▶ **Task prompt**:
Determine the number of lines in the data that include the word "priestore", and write only that number.

(Items from a dataset)

○ ○ ○ ○ ○

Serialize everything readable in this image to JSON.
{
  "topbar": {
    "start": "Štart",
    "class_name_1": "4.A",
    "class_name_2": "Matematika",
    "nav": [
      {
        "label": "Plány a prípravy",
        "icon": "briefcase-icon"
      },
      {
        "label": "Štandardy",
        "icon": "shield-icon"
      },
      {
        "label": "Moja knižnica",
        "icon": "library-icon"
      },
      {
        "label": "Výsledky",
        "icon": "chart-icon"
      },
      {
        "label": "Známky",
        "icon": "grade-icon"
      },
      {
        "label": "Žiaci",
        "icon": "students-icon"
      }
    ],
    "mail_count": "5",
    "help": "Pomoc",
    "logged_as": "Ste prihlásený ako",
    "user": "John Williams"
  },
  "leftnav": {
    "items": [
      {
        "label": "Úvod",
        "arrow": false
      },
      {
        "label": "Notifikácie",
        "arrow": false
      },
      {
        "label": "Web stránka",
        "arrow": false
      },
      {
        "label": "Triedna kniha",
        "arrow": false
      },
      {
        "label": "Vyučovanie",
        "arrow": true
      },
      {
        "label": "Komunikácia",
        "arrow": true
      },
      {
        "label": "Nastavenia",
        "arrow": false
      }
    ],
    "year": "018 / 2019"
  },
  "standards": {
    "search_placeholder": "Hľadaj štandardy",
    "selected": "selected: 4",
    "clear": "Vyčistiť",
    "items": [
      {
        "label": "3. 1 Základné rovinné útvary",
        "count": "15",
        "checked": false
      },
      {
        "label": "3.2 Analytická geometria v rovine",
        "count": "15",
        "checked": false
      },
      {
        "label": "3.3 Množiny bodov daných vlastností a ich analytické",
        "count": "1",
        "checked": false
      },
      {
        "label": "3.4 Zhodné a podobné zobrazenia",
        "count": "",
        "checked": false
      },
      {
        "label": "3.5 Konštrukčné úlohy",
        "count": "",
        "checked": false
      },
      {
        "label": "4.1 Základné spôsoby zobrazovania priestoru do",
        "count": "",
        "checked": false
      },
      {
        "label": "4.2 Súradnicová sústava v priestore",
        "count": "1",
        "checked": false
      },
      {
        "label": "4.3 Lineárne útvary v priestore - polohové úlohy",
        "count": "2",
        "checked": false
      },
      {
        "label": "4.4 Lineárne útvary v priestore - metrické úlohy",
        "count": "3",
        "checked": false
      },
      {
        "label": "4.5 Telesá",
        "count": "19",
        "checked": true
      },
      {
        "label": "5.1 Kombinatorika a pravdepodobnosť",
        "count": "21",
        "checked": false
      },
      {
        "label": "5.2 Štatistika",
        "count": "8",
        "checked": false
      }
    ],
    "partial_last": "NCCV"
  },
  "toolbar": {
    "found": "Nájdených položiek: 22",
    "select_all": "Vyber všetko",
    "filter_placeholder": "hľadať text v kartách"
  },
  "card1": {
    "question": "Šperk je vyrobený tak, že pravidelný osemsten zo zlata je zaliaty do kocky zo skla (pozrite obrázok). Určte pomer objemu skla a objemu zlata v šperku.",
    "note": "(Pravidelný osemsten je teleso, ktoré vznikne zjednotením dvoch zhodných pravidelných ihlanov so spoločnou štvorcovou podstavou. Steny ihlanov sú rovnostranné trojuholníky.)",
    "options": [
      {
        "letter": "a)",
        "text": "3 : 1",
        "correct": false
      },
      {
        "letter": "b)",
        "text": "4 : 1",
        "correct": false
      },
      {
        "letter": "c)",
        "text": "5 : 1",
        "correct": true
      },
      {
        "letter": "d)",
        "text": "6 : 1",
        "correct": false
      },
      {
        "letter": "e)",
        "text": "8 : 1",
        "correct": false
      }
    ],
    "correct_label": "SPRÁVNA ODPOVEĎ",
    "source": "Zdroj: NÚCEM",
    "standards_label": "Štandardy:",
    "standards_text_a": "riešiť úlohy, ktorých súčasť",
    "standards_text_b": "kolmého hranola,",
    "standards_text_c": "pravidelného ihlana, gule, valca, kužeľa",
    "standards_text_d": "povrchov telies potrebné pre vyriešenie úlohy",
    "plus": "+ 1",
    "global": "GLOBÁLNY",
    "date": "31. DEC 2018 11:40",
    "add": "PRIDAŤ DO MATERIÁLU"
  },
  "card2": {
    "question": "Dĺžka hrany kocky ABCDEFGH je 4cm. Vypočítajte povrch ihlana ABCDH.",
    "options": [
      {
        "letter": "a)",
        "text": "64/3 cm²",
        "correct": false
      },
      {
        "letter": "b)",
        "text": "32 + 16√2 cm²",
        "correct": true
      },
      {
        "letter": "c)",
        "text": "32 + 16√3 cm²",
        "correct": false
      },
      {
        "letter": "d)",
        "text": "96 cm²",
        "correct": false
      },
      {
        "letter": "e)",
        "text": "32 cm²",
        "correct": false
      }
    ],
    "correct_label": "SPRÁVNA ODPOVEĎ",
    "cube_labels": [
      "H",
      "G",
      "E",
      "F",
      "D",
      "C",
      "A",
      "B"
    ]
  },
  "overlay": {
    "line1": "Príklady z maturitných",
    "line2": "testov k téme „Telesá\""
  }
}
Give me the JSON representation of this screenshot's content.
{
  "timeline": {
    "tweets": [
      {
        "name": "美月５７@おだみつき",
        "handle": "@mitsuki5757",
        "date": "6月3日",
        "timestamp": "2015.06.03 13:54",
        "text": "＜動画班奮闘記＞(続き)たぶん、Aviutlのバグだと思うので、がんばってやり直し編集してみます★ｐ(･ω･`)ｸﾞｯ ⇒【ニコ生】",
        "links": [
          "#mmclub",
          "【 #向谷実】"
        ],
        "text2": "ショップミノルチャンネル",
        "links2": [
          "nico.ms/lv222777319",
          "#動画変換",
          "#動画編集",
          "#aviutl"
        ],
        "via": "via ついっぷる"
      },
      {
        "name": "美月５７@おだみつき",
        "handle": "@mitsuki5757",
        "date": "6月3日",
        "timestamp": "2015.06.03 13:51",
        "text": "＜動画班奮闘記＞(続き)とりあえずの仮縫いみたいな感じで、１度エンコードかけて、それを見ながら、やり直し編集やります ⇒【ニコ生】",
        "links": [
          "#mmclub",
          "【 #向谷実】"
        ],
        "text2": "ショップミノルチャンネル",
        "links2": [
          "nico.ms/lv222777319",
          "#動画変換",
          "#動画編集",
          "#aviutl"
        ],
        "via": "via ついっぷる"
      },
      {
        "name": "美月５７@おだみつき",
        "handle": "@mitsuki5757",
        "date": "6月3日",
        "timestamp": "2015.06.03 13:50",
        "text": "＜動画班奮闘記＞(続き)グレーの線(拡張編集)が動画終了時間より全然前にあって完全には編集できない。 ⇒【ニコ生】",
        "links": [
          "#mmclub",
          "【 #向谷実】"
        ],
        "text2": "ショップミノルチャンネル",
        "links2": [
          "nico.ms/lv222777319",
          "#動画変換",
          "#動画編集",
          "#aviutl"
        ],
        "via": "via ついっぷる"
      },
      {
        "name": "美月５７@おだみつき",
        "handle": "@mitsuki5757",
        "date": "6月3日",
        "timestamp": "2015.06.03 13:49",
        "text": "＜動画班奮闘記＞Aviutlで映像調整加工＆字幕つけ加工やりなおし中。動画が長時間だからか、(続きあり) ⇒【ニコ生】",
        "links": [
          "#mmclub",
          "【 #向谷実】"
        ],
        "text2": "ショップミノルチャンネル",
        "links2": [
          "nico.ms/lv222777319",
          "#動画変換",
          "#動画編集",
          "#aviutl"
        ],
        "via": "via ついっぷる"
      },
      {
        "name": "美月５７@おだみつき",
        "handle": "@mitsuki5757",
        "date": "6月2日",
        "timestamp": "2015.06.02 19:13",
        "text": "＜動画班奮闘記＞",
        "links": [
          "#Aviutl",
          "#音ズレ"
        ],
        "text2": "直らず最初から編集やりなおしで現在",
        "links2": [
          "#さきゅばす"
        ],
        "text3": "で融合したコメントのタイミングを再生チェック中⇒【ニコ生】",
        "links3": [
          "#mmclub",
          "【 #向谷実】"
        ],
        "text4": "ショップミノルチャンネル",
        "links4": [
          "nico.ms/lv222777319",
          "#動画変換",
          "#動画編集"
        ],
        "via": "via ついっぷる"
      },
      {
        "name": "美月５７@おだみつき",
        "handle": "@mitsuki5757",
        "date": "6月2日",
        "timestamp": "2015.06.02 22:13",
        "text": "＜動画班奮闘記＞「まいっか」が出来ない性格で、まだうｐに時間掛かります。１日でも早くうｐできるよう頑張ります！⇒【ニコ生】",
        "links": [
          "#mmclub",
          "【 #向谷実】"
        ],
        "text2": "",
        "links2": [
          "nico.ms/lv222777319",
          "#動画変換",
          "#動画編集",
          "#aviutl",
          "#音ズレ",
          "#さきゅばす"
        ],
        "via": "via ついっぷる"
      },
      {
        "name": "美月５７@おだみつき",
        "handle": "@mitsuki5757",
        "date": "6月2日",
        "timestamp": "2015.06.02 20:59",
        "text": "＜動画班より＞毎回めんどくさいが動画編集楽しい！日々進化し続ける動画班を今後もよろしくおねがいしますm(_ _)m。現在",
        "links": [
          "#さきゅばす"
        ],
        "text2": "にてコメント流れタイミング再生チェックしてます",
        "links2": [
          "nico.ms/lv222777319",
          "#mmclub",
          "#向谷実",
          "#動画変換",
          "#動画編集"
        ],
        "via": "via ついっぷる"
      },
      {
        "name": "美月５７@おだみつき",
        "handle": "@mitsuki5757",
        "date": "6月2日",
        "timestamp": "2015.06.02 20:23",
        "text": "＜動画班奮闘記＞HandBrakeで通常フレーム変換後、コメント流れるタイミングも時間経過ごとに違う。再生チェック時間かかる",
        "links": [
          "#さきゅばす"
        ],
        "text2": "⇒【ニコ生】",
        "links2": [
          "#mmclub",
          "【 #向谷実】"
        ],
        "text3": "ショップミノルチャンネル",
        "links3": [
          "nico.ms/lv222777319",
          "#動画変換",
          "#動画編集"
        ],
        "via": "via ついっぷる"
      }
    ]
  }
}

○ ○ ○ ○ ○

▶ **Exercise solution**:
3